**Required work:** Repeat every record below exactly, omitting any pictures.

**Data:**
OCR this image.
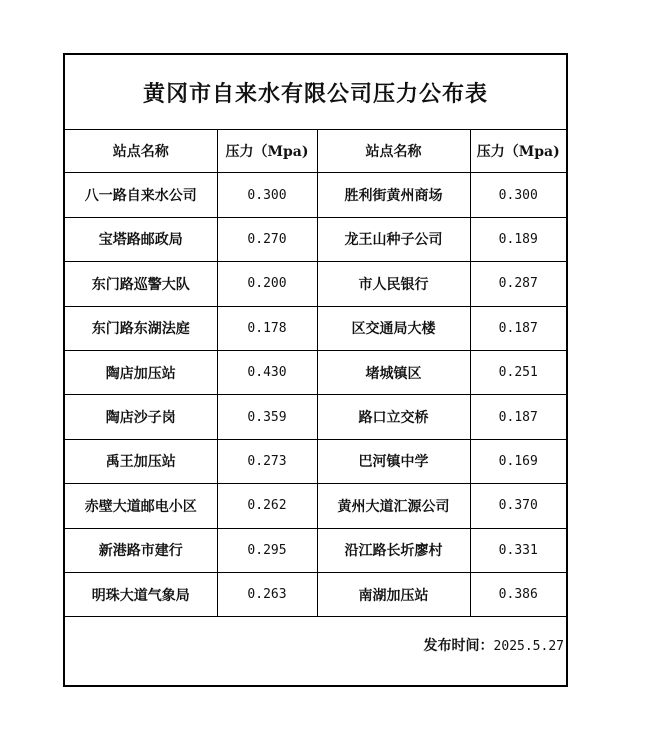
黄冈市自来水有限公司压力公布表
站点名称	压力（Mpa)	站点名称	压力（Mpa)
八一路自来水公司	0.300	胜利街黄州商场	0.300
宝塔路邮政局	0.270	龙王山种子公司	0.189
东门路巡警大队	0.200	市人民银行	0.287
东门路东湖法庭	0.178	区交通局大楼	0.187
陶店加压站	0.430	堵城镇区	0.251
陶店沙子岗	0.359	路口立交桥	0.187
禹王加压站	0.273	巴河镇中学	0.169
赤壁大道邮电小区	0.262	黄州大道汇源公司	0.370
新港路市建行	0.295	沿江路长圻廖村	0.331
明珠大道气象局	0.263	南湖加压站	0.386
发布时间：2025.5.27
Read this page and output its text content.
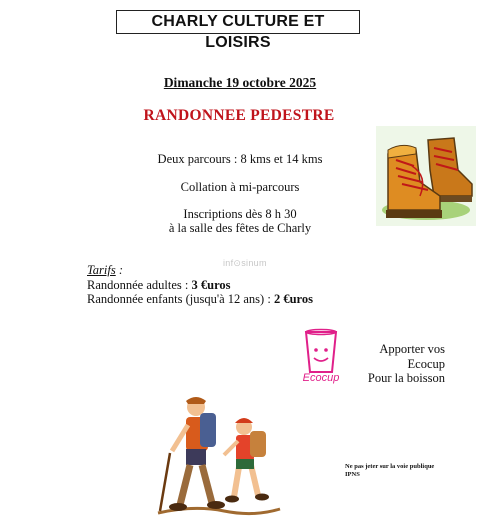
CHARLY CULTURE ET LOISIRS
Dimanche 19 octobre 2025
RANDONNEE PEDESTRE
Deux parcours : 8 kms et 14 kms
Collation à mi-parcours
Inscriptions dès 8 h 30
à la salle des fêtes de Charly
inf⊙sinum
Tarifs :
Randonnée adultes : 3 €uros
Randonnée enfants (jusqu'à 12 ans) : 2 €uros
Ecocup
Apporter vos Ecocup
Pour la boisson
Ne pas jeter sur la voie publique
IPNS
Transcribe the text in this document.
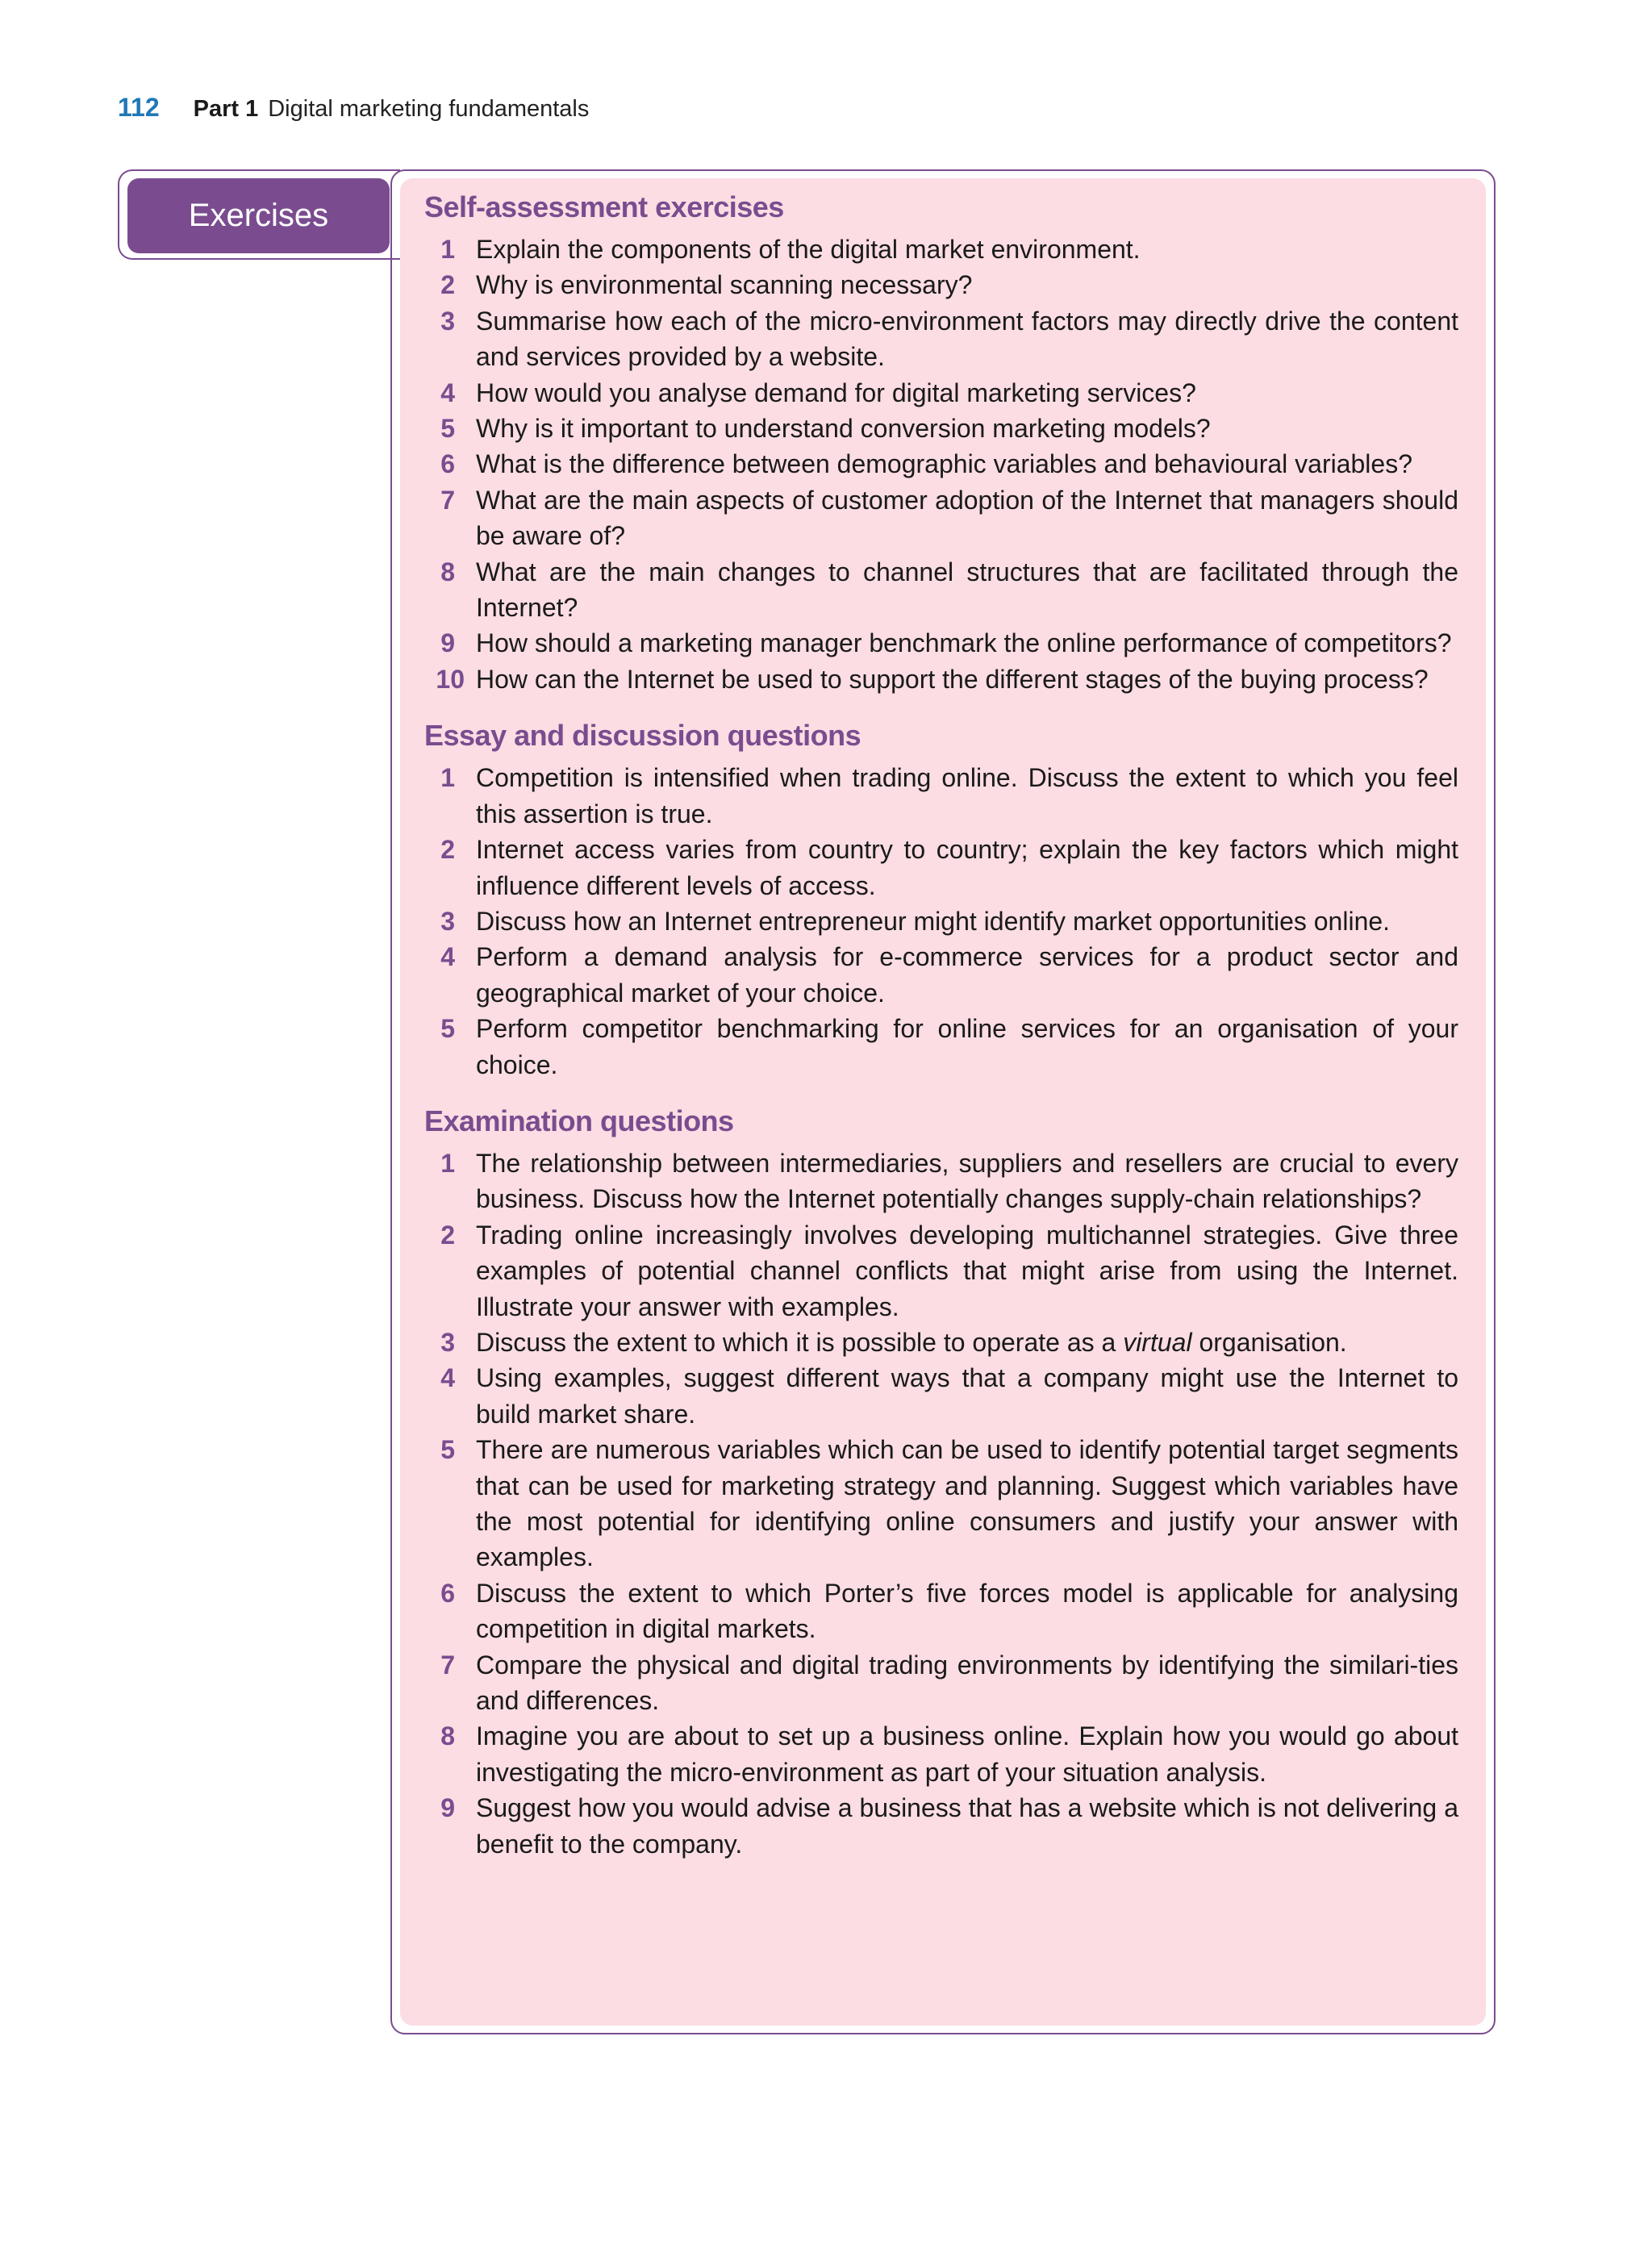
112 Part 1 Digital marketing fundamentals
Exercises	Self-assessment exercises
1 Explain the components of the digital market environment.
2 Why is environmental scanning necessary?
3 Summarise how each of the micro-environment factors may directly drive the content and services provided by a website.
4 How would you analyse demand for digital marketing services?
5 Why is it important to understand conversion marketing models?
6 What is the difference between demographic variables and behavioural variables?
7 What are the main aspects of customer adoption of the Internet that managers should be aware of?
8 What are the main changes to channel structures that are facilitated through the Internet?
9 How should a marketing manager benchmark the online performance of competitors?
10 How can the Internet be used to support the different stages of the buying process?
Essay and discussion questions
1 Competition is intensified when trading online. Discuss the extent to which you feel this assertion is true.
2 Internet access varies from country to country; explain the key factors which might influence different levels of access.
3 Discuss how an Internet entrepreneur might identify market opportunities online.
4 Perform a demand analysis for e-commerce services for a product sector and geographical market of your choice.
5 Perform competitor benchmarking for online services for an organisation of your choice.
Examination questions
1 The relationship between intermediaries, suppliers and resellers are crucial to every business. Discuss how the Internet potentially changes supply-chain relationships?
2 Trading online increasingly involves developing multichannel strategies. Give three examples of potential channel conflicts that might arise from using the Internet. Illustrate your answer with examples.
3 Discuss the extent to which it is possible to operate as a virtual organisation.
4 Using examples, suggest different ways that a company might use the Internet to build market share.
5 There are numerous variables which can be used to identify potential target segments that can be used for marketing strategy and planning. Suggest which variables have the most potential for identifying online consumers and justify your answer with examples.
6 Discuss the extent to which Porter’s five forces model is applicable for analysing competition in digital markets.
7 Compare the physical and digital trading environments by identifying the similari-ties and differences.
8 Imagine you are about to set up a business online. Explain how you would go about investigating the micro-environment as part of your situation analysis.
9 Suggest how you would advise a business that has a website which is not delivering a benefit to the company.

**Result of this exercise:**
OCR this image.
黄冈市自来水有限公司压力公布表
站点名称	压力（Mpa)	站点名称	压力（Mpa)
八一路自来水公司	0.300	胜利街黄州商场	0.300
宝塔路邮政局	0.270	龙王山种子公司	0.189
东门路巡警大队	0.200	市人民银行	0.287
东门路东湖法庭	0.178	区交通局大楼	0.187
陶店加压站	0.430	堵城镇区	0.251
陶店沙子岗	0.359	路口立交桥	0.187
禹王加压站	0.273	巴河镇中学	0.169
赤壁大道邮电小区	0.262	黄州大道汇源公司	0.370
新港路市建行	0.295	沿江路长圻廖村	0.331
明珠大道气象局	0.263	南湖加压站	0.386
发布时间：2025.5.27
Read this page and output its text content.
CHARLY CULTURE ET LOISIRS
Dimanche 19 octobre 2025
RANDONNEE PEDESTRE
Deux parcours : 8 kms et 14 kms
Collation à mi-parcours
Inscriptions dès 8 h 30
à la salle des fêtes de Charly
inf⊙sinum
Tarifs :
Randonnée adultes : 3 €uros
Randonnée enfants (jusqu'à 12 ans) : 2 €uros
Ecocup
Apporter vos Ecocup
Pour la boisson
Ne pas jeter sur la voie publique
IPNS
Transcribe the text in this document.
112 Part 1 Digital marketing fundamentals
Exercises	Self-assessment exercises
1 Explain the components of the digital market environment.
2 Why is environmental scanning necessary?
3 Summarise how each of the micro-environment factors may directly drive the content and services provided by a website.
4 How would you analyse demand for digital marketing services?
5 Why is it important to understand conversion marketing models?
6 What is the difference between demographic variables and behavioural variables?
7 What are the main aspects of customer adoption of the Internet that managers should be aware of?
8 What are the main changes to channel structures that are facilitated through the Internet?
9 How should a marketing manager benchmark the online performance of competitors?
10 How can the Internet be used to support the different stages of the buying process?
Essay and discussion questions
1 Competition is intensified when trading online. Discuss the extent to which you feel this assertion is true.
2 Internet access varies from country to country; explain the key factors which might influence different levels of access.
3 Discuss how an Internet entrepreneur might identify market opportunities online.
4 Perform a demand analysis for e-commerce services for a product sector and geographical market of your choice.
5 Perform competitor benchmarking for online services for an organisation of your choice.
Examination questions
1 The relationship between intermediaries, suppliers and resellers are crucial to every business. Discuss how the Internet potentially changes supply-chain relationships?
2 Trading online increasingly involves developing multichannel strategies. Give three examples of potential channel conflicts that might arise from using the Internet. Illustrate your answer with examples.
3 Discuss the extent to which it is possible to operate as a virtual organisation.
4 Using examples, suggest different ways that a company might use the Internet to build market share.
5 There are numerous variables which can be used to identify potential target segments that can be used for marketing strategy and planning. Suggest which variables have the most potential for identifying online consumers and justify your answer with examples.
6 Discuss the extent to which Porter’s five forces model is applicable for analysing competition in digital markets.
7 Compare the physical and digital trading environments by identifying the similari-ties and differences.
8 Imagine you are about to set up a business online. Explain how you would go about investigating the micro-environment as part of your situation analysis.
9 Suggest how you would advise a business that has a website which is not delivering a benefit to the company.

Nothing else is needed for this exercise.